**REQUIREMENT**
Please list all lines of the material below in which the string "source" occurs.

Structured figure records

++++

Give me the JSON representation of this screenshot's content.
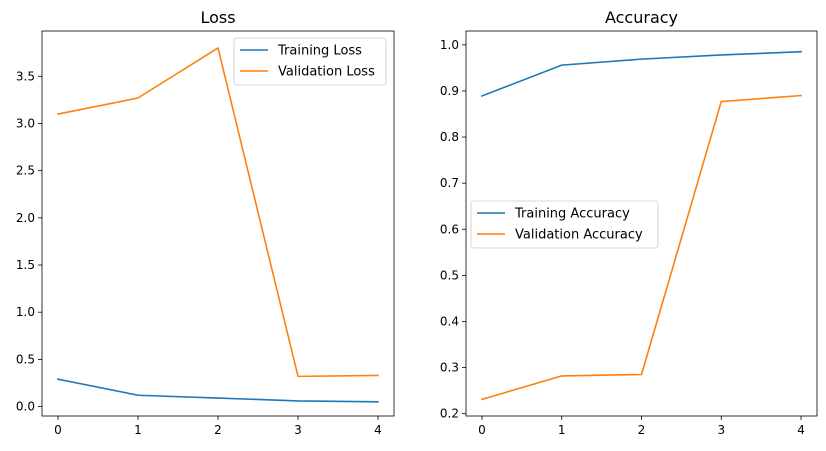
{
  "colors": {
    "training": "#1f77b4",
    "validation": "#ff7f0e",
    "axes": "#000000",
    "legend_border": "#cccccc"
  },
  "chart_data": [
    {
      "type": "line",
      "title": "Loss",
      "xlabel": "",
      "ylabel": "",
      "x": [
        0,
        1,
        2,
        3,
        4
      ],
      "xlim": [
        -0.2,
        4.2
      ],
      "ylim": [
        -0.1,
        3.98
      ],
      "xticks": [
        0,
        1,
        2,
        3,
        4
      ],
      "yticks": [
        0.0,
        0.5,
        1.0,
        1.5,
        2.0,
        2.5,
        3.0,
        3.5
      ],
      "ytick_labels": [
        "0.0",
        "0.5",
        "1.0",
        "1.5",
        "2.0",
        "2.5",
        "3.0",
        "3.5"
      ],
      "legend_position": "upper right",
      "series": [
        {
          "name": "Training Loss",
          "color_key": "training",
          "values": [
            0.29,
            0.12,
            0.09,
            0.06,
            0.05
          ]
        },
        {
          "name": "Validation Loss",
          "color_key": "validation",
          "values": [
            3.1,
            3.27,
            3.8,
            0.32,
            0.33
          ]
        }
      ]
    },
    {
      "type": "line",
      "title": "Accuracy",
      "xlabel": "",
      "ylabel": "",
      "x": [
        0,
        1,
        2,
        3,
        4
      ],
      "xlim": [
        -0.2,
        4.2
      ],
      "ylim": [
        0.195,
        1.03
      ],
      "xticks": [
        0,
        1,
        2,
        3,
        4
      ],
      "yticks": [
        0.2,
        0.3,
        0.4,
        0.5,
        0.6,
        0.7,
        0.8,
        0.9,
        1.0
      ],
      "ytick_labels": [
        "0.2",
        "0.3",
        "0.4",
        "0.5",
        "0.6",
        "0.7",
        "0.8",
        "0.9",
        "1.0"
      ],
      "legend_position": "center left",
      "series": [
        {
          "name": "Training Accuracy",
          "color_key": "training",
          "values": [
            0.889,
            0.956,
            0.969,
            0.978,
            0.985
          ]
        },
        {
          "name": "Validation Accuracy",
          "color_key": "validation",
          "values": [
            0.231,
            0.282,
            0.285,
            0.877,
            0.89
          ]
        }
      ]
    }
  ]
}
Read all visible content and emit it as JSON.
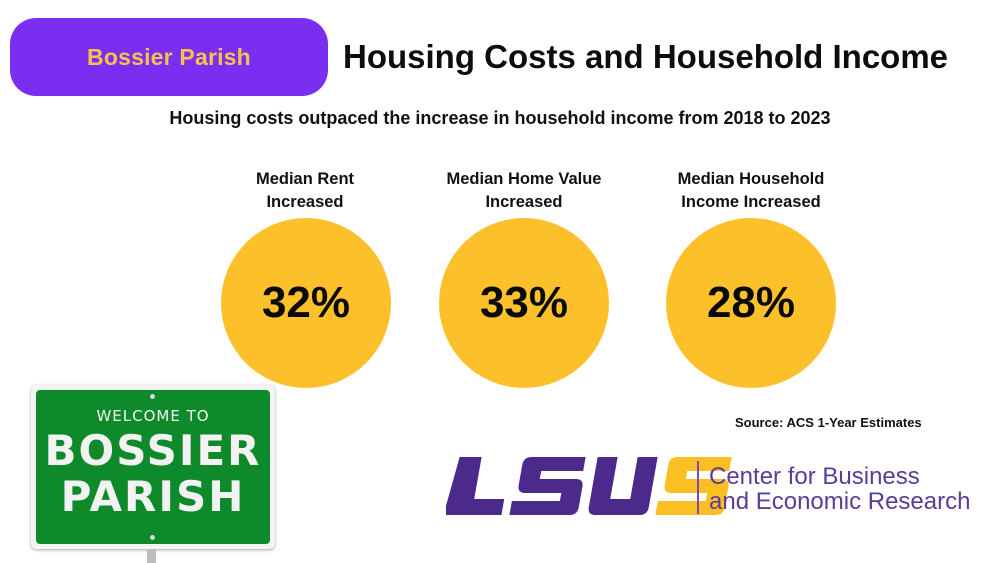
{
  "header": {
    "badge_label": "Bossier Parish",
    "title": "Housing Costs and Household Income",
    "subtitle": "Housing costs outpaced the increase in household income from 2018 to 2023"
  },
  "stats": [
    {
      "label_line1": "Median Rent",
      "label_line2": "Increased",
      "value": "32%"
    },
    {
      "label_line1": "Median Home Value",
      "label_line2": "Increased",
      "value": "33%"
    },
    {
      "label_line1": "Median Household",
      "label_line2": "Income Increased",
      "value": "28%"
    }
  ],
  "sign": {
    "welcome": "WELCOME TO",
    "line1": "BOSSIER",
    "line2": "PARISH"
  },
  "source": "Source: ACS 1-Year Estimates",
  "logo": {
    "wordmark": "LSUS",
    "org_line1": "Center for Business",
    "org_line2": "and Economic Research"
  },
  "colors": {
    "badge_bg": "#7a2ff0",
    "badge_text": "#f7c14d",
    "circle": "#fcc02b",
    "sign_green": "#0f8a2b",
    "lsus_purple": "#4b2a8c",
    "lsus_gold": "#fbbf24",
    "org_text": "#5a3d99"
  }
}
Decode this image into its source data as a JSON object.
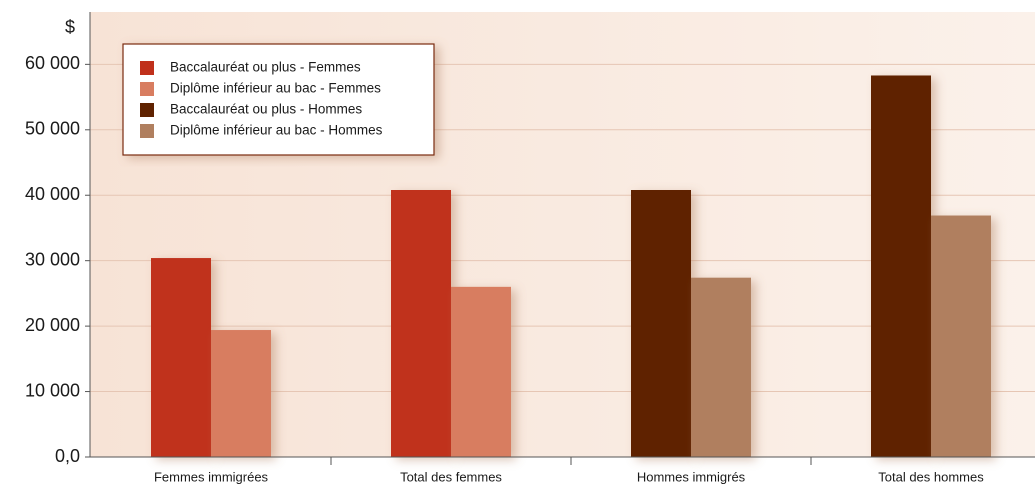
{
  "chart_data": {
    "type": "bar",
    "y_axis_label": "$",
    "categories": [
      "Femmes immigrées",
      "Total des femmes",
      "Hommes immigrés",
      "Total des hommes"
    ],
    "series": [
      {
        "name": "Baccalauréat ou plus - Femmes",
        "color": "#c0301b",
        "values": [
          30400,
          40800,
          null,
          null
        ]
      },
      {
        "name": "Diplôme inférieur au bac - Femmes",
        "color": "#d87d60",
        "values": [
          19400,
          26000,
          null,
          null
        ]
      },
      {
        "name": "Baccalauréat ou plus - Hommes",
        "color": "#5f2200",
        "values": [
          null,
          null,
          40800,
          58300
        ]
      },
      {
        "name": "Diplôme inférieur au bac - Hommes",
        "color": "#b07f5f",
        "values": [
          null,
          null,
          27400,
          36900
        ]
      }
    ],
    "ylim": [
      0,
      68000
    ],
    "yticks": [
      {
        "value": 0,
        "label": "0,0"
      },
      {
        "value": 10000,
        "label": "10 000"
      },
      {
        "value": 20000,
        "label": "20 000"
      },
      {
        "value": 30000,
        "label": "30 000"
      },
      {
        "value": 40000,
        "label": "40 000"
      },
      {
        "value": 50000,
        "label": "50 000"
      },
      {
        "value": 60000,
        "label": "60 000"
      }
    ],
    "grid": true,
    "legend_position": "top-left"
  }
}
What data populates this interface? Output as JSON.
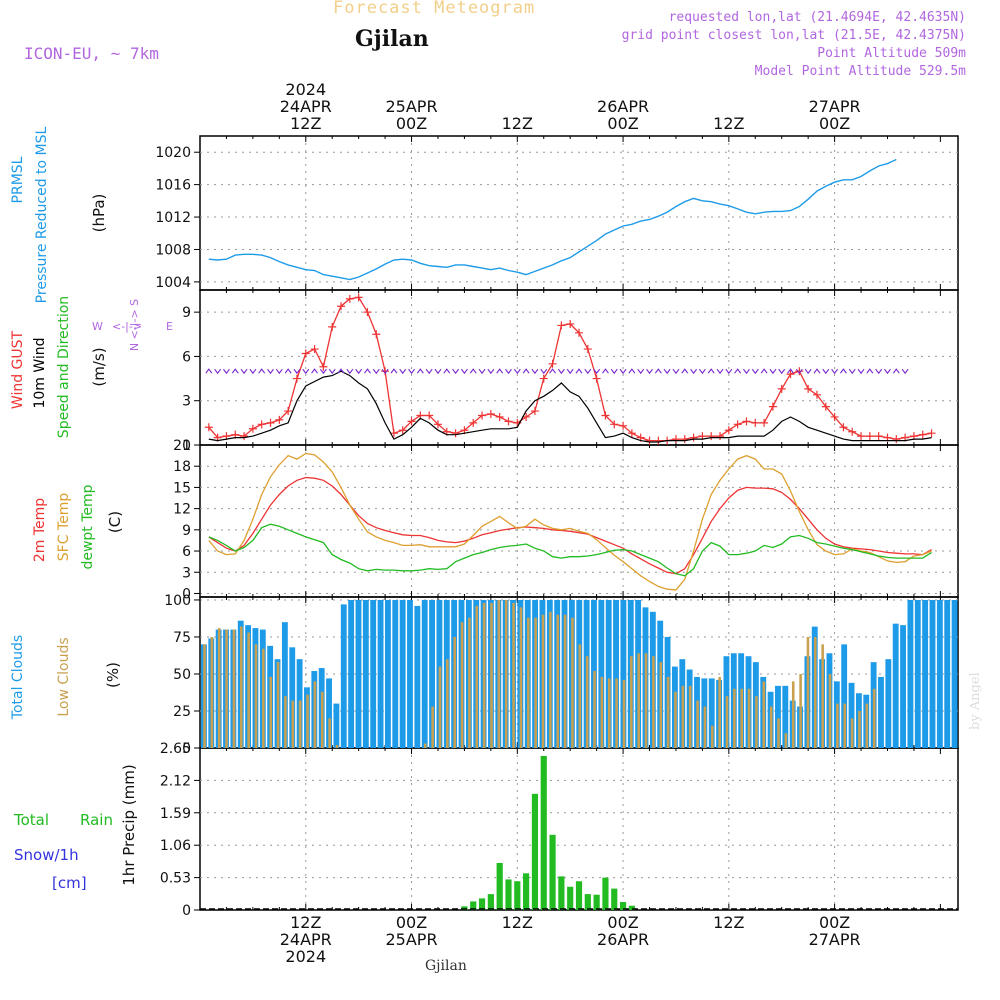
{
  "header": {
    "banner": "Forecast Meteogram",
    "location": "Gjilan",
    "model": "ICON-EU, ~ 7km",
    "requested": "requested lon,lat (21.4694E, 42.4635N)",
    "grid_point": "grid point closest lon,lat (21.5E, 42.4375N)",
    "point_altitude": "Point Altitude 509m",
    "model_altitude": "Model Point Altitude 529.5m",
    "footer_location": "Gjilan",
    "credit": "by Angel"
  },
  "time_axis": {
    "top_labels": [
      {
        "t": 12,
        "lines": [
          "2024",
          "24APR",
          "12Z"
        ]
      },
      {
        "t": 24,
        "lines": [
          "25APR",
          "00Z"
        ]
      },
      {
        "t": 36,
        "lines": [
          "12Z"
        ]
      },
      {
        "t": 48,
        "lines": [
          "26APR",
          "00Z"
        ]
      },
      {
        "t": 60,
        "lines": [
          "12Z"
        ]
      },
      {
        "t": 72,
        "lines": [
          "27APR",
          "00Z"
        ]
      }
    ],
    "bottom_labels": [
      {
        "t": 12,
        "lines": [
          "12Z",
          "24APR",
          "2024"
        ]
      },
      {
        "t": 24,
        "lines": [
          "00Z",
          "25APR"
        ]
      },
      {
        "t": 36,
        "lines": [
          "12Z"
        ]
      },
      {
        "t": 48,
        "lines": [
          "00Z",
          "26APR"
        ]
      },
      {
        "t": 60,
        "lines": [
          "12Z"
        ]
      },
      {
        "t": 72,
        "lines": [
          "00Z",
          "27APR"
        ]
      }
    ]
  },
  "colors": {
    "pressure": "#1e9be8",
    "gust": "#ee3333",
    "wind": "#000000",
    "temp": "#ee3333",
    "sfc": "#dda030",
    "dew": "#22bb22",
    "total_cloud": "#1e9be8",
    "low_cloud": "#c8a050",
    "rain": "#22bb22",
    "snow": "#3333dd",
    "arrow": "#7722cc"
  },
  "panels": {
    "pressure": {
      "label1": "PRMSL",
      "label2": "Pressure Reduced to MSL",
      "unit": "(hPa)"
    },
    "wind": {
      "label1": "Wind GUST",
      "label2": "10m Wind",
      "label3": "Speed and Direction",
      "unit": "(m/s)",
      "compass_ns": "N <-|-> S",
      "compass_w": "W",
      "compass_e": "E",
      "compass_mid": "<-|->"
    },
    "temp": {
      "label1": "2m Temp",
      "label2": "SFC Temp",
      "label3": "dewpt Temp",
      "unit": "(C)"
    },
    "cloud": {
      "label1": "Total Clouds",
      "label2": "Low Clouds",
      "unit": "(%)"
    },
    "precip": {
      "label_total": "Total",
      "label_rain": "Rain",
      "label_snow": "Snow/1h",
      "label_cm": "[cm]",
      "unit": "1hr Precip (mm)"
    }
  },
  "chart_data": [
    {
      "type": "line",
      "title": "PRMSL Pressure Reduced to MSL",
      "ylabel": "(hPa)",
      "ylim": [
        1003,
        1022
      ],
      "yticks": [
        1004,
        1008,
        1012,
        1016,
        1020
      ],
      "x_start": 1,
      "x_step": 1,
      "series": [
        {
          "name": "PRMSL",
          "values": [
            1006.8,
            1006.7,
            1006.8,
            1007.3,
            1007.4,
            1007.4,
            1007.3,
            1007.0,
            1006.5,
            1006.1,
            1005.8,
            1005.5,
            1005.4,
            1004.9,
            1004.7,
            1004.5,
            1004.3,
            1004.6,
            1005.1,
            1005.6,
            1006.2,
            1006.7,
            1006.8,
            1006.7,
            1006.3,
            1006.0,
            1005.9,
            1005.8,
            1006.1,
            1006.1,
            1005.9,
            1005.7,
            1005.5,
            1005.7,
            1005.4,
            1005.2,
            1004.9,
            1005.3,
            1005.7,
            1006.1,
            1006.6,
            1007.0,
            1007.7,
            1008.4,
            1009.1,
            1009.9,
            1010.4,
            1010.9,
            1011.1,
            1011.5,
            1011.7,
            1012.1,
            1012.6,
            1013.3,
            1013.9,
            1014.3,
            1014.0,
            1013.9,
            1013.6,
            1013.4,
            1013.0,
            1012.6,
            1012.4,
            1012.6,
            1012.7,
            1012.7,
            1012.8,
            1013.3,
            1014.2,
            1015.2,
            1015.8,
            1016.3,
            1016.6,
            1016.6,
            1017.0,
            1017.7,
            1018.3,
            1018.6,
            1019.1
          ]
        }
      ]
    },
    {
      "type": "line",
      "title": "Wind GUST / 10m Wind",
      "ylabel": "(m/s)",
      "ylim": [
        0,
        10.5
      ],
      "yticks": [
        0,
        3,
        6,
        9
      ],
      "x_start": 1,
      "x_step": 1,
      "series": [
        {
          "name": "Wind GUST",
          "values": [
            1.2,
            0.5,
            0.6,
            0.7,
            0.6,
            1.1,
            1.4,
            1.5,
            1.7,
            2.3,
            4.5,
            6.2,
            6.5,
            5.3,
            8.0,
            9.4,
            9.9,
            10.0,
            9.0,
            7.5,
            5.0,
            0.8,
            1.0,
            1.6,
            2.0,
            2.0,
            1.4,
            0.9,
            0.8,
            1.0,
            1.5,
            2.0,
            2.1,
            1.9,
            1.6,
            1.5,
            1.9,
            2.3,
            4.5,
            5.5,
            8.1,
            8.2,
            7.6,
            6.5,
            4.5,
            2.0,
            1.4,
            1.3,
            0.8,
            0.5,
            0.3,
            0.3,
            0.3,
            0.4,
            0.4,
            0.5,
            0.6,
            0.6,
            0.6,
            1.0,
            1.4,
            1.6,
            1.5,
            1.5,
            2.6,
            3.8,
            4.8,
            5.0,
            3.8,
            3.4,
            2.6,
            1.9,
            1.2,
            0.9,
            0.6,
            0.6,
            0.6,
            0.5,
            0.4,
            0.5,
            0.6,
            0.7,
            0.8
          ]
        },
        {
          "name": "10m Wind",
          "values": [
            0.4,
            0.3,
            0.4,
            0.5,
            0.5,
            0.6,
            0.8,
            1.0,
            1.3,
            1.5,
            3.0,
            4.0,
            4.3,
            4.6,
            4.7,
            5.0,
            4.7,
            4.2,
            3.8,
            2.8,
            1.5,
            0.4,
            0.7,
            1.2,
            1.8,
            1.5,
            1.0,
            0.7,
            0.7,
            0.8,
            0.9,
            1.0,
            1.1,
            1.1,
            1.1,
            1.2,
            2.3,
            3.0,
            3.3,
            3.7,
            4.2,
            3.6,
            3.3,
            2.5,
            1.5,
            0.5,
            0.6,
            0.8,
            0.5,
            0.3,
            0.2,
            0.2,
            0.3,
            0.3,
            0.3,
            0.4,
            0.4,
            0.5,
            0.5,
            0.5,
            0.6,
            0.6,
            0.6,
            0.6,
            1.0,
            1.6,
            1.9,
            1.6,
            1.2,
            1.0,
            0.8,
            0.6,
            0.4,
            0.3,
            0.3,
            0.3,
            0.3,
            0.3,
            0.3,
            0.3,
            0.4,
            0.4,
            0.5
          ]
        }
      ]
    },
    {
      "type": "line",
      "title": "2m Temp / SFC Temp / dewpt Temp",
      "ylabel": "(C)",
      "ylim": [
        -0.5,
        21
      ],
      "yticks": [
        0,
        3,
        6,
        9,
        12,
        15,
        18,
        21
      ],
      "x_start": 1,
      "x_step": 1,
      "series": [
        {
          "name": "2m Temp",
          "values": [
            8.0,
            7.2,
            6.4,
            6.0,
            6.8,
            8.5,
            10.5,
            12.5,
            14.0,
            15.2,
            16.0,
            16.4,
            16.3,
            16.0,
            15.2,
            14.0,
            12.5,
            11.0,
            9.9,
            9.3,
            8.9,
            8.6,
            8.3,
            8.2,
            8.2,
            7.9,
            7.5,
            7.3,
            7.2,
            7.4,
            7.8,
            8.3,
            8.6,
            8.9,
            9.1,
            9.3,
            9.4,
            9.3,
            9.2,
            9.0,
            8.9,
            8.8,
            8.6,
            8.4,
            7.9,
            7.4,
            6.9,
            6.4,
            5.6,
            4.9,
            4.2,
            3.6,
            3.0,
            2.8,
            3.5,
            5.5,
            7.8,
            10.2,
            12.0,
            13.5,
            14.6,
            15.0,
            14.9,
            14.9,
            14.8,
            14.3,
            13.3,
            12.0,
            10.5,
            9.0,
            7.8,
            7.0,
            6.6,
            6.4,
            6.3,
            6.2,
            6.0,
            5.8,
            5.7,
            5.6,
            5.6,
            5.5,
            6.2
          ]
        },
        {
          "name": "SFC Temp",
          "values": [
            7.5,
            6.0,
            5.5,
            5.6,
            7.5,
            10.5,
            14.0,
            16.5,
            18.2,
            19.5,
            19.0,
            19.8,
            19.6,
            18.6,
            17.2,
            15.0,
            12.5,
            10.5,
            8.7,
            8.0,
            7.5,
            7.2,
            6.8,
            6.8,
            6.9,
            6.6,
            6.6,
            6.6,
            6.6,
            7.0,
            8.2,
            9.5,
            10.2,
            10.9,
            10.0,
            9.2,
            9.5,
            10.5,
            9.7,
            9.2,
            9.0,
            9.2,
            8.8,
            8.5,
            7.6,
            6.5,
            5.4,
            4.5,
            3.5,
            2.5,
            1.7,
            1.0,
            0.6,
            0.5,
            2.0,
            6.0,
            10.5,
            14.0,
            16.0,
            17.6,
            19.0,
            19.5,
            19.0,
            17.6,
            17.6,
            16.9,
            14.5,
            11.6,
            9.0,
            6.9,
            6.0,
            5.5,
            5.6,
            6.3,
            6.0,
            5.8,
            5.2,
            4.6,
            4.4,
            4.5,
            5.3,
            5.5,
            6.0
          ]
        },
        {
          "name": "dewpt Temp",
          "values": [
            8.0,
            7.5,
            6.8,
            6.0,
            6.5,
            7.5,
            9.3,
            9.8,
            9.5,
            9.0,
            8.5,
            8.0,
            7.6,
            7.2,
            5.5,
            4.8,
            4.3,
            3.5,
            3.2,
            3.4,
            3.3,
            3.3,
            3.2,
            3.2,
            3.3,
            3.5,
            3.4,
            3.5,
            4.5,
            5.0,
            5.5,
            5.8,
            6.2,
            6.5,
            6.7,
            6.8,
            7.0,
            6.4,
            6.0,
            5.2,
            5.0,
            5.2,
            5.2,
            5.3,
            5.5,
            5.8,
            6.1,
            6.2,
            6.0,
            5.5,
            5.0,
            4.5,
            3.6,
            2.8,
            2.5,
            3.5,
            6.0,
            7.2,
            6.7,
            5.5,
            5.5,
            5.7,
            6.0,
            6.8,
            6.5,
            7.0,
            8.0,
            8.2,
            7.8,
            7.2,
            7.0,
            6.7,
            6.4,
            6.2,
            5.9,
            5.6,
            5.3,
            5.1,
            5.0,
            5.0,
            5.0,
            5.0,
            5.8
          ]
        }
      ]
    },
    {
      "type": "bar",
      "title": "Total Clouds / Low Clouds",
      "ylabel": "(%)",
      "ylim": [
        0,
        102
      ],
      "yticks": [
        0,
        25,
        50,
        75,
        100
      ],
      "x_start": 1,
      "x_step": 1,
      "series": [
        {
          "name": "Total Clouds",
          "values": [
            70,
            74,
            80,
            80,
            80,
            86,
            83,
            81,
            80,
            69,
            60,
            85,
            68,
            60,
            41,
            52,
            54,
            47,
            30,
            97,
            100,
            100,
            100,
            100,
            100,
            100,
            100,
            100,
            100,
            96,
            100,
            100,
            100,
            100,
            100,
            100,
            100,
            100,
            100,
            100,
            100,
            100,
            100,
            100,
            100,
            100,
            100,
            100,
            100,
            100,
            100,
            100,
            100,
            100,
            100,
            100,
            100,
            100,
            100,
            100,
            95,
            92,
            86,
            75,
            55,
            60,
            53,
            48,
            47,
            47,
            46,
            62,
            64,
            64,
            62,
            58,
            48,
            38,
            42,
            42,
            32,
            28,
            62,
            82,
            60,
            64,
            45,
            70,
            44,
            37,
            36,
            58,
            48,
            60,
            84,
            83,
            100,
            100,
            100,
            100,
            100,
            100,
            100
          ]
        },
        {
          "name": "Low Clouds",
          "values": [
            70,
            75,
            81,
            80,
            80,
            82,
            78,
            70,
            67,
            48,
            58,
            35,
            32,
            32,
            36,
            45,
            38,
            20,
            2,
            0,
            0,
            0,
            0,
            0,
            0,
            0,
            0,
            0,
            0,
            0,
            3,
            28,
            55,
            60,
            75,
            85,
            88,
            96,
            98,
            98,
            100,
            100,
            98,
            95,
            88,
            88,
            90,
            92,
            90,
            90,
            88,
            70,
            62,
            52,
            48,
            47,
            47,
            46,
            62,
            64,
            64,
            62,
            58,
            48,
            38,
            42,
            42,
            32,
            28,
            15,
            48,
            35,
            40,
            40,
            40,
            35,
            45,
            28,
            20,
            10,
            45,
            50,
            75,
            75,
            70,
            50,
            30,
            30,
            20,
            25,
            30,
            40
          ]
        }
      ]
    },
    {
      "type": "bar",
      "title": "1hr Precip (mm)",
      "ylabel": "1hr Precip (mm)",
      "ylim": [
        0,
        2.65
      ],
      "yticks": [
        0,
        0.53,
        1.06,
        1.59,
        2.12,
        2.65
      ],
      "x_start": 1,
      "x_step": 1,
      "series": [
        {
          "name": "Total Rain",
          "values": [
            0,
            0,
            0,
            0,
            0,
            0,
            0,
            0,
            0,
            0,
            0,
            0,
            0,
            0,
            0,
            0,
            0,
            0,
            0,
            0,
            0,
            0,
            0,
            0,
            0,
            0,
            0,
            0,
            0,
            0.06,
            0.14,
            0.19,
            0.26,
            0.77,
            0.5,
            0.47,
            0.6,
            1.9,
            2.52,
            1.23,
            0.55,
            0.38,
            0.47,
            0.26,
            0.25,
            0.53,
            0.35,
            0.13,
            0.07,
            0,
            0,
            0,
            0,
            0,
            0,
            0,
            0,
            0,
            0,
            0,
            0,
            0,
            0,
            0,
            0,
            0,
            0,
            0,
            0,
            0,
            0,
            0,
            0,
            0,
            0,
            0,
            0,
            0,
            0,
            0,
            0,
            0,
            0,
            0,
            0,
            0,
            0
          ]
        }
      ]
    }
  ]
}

++++

**SOLVED EXERCISE**
  "source": "Source: ACS 1-Year Estimates",
Decode this image into its source data as a JSON object.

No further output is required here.